**The task**
Return the material exactly, from its first line up to and including the line with "field-name-header: Field name".

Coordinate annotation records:
========================================

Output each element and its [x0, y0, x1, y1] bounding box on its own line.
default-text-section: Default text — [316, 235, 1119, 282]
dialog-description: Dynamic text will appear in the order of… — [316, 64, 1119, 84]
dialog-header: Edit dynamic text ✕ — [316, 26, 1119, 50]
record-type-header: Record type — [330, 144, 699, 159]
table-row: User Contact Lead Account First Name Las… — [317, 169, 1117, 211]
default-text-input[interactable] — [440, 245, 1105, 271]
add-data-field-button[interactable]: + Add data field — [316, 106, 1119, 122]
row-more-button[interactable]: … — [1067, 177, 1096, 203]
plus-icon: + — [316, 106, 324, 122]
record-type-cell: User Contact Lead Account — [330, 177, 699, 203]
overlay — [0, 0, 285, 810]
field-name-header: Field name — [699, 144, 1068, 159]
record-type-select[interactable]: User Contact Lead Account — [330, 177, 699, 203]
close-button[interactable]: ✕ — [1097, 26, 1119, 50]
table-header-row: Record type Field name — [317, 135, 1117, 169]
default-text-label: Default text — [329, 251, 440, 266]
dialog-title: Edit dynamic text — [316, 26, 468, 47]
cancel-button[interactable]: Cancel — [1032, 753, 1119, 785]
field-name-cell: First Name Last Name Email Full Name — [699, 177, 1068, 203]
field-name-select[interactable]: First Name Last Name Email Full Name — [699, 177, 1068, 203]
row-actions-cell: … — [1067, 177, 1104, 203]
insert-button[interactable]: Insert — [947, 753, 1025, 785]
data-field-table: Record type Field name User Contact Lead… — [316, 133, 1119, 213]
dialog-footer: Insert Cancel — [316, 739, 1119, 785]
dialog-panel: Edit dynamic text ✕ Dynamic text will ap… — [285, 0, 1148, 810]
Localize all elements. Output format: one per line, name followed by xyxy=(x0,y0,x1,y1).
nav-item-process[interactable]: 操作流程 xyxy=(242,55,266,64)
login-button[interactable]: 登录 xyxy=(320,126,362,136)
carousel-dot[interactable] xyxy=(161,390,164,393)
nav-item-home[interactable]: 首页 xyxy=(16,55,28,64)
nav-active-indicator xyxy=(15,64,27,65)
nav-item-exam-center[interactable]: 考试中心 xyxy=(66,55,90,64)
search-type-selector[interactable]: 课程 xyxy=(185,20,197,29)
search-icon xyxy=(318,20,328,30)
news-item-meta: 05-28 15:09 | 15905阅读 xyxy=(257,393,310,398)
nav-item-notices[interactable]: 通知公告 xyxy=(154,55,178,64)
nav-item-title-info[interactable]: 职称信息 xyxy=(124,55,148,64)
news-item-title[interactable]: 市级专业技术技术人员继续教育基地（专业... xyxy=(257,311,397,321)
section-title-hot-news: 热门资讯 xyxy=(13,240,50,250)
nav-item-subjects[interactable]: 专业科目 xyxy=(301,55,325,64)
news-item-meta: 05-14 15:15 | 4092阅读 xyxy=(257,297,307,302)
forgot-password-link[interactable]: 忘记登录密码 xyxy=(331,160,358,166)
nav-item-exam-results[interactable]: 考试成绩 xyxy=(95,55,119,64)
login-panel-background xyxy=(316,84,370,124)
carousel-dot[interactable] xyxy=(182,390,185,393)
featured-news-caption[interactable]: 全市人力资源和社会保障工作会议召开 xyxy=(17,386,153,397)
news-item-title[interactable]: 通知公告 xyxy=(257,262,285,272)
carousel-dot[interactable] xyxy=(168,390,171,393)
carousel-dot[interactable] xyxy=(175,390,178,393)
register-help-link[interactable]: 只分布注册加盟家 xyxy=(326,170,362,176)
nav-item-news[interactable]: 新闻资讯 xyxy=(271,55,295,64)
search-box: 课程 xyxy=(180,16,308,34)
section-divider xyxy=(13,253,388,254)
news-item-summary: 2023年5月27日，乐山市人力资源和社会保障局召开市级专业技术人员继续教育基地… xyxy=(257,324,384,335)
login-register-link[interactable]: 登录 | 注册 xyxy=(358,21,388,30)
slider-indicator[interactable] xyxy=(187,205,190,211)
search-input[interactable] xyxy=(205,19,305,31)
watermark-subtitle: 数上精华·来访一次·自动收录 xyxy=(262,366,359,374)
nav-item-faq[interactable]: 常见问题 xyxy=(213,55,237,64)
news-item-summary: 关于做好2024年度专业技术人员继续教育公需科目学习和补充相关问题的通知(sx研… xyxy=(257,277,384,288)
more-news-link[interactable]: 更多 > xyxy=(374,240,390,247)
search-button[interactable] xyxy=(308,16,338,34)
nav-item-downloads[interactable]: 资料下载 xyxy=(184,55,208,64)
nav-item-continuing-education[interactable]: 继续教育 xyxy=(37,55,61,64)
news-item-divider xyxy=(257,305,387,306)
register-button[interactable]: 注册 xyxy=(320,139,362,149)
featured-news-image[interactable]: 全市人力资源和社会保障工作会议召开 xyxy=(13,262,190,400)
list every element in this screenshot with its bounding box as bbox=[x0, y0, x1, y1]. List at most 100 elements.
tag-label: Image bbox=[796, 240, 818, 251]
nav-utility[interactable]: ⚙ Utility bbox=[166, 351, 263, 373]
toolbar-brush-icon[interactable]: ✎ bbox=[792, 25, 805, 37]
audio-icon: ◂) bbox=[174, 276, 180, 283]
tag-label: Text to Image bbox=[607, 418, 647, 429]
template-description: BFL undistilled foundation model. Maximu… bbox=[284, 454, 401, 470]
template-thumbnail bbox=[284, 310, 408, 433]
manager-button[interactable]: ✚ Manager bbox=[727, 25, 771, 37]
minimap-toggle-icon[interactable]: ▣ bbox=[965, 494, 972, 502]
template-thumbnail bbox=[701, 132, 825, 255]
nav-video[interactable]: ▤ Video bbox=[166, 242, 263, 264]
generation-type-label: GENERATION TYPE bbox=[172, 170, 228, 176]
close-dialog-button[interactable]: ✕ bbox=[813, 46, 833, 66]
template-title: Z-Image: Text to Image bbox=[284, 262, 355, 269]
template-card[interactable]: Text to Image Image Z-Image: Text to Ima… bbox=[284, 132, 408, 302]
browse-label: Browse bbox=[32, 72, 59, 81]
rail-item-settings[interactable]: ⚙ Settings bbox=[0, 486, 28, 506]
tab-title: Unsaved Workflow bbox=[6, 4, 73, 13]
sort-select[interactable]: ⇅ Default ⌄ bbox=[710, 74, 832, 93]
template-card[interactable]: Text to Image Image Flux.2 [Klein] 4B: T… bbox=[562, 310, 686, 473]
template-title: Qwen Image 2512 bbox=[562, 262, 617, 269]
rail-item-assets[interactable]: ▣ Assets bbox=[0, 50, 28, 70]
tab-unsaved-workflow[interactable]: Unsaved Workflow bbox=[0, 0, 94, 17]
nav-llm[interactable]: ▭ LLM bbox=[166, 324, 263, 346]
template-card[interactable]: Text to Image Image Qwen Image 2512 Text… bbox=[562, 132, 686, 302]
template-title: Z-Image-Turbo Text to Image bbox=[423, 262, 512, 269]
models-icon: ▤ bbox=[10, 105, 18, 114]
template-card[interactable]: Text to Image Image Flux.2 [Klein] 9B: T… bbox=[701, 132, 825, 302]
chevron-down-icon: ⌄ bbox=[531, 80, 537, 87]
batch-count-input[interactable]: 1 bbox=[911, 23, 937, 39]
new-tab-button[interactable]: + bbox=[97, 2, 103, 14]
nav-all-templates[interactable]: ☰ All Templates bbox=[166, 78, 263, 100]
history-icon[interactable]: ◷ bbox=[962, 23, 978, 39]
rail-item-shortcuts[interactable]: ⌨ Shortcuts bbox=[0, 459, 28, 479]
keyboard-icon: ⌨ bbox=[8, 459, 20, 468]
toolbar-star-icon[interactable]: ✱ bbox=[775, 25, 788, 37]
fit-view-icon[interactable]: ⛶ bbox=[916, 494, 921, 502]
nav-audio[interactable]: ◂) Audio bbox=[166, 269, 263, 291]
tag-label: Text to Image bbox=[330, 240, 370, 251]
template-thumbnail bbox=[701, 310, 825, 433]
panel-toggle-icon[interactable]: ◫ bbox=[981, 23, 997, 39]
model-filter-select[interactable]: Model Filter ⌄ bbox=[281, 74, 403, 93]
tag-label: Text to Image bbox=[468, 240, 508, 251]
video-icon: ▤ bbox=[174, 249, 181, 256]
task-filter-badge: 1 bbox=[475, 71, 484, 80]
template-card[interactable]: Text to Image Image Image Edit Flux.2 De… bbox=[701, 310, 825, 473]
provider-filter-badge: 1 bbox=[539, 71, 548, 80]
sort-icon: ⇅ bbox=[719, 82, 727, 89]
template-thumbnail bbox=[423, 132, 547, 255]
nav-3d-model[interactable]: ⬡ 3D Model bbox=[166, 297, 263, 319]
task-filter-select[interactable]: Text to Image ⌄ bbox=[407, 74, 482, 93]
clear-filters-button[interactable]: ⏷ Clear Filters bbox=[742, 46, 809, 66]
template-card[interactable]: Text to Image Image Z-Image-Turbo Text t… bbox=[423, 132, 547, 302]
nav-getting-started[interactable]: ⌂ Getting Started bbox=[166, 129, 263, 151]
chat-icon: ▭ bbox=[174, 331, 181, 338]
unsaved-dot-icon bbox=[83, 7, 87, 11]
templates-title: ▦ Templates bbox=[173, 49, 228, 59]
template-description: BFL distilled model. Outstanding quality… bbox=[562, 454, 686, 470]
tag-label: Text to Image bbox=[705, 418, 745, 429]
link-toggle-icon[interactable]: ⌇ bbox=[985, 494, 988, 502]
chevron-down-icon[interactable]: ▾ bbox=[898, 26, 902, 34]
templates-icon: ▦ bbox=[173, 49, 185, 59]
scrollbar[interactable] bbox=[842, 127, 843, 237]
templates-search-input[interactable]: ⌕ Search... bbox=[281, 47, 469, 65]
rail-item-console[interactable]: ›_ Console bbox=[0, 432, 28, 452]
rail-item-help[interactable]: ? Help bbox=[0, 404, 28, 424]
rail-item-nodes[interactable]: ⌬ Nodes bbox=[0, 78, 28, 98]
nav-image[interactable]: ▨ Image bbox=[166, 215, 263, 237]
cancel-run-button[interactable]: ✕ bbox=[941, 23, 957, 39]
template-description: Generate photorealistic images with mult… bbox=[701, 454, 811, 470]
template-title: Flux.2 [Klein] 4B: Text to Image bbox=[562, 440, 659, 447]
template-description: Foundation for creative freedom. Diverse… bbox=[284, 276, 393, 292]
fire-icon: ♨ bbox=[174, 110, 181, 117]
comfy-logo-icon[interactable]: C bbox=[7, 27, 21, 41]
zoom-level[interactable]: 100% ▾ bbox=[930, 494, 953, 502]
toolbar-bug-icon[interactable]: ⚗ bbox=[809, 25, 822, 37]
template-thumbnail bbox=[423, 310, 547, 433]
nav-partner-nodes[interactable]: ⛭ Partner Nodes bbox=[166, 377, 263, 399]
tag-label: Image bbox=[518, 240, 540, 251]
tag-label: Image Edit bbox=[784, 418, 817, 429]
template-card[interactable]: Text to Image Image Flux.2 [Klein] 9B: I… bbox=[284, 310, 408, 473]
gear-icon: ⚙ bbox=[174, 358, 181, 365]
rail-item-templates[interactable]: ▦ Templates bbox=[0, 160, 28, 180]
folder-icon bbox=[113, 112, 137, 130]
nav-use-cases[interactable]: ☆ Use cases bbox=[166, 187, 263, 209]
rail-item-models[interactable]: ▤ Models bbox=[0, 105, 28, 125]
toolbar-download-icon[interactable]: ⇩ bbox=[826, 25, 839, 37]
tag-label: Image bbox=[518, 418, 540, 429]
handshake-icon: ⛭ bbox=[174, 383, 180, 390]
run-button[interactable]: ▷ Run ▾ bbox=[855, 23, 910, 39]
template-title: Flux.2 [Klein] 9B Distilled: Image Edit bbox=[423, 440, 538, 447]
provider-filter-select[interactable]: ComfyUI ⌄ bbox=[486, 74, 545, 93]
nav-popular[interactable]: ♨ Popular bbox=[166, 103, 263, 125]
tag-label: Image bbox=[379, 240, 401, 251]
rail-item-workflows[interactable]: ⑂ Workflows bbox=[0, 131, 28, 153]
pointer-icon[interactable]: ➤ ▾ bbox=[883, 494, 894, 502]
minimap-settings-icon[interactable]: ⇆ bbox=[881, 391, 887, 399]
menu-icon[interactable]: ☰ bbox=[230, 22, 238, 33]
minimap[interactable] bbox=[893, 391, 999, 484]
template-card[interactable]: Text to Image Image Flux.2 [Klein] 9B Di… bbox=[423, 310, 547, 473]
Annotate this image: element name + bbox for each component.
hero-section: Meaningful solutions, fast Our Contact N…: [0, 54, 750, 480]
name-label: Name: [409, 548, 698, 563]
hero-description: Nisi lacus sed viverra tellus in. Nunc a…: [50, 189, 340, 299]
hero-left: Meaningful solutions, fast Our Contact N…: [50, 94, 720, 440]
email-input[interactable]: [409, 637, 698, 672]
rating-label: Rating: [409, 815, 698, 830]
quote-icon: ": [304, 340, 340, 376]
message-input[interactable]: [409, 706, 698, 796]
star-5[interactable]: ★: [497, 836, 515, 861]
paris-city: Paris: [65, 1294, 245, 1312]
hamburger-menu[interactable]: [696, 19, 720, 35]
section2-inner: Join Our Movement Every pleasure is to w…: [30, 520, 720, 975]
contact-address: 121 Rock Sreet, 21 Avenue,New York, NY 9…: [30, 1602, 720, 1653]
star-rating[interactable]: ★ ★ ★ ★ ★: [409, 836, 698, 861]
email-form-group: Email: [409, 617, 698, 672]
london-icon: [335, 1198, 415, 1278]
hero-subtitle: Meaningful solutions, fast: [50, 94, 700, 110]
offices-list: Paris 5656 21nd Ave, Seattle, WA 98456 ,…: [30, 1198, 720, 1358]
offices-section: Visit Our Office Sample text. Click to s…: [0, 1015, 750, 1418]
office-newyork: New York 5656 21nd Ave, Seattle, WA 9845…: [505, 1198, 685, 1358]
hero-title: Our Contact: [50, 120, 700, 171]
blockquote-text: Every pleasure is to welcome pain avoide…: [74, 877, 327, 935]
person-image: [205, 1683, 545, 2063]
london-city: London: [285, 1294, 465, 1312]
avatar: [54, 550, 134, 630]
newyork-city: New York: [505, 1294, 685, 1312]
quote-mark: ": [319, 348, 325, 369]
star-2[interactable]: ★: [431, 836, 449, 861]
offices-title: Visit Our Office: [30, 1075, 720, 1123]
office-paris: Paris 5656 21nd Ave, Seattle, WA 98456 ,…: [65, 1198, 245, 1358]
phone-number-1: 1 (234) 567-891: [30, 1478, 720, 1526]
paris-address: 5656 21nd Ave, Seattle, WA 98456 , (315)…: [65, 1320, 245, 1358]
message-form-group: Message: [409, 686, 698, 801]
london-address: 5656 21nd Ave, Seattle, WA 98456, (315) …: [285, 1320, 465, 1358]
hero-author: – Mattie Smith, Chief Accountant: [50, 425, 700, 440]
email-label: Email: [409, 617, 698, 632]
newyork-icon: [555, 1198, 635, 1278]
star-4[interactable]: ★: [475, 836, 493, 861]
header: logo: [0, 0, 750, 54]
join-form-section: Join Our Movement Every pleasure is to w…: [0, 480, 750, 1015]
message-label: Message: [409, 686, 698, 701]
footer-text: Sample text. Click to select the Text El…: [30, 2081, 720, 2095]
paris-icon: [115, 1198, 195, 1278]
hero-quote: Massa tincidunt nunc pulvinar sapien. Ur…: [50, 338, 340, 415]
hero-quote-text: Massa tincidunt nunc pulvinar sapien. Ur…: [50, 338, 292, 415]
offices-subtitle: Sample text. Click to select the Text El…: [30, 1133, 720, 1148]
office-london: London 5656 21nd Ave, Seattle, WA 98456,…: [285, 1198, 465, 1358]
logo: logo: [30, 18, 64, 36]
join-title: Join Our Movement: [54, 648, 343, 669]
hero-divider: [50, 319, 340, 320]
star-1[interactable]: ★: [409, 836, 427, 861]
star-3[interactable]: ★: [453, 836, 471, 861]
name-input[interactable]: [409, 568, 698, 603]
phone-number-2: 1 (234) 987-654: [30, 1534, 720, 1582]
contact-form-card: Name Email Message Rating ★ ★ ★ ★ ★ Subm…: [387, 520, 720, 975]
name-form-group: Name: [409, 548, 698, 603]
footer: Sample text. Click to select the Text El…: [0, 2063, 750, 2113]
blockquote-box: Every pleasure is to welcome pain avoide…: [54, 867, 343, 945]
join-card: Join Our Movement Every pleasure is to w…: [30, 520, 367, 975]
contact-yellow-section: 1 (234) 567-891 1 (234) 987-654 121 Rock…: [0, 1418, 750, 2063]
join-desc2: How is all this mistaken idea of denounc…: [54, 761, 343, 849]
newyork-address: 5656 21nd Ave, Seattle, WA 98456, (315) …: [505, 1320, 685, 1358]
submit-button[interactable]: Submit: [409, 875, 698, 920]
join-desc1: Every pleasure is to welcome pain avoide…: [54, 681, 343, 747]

========================================

**Expected output**
Output each element and its [x0, y0, x1, y1] bounding box on its own line.
default-text-section: Default text — [316, 235, 1119, 282]
dialog-description: Dynamic text will appear in the order of… — [316, 64, 1119, 84]
dialog-header: Edit dynamic text ✕ — [316, 26, 1119, 50]
record-type-header: Record type — [330, 144, 699, 159]
table-row: User Contact Lead Account First Name Las… — [317, 169, 1117, 211]
default-text-input[interactable] — [440, 245, 1105, 271]
add-data-field-button[interactable]: + Add data field — [316, 106, 1119, 122]
row-more-button[interactable]: … — [1067, 177, 1096, 203]
plus-icon: + — [316, 106, 324, 122]
record-type-cell: User Contact Lead Account — [330, 177, 699, 203]
overlay — [0, 0, 285, 810]
field-name-header: Field name — [699, 144, 1068, 159]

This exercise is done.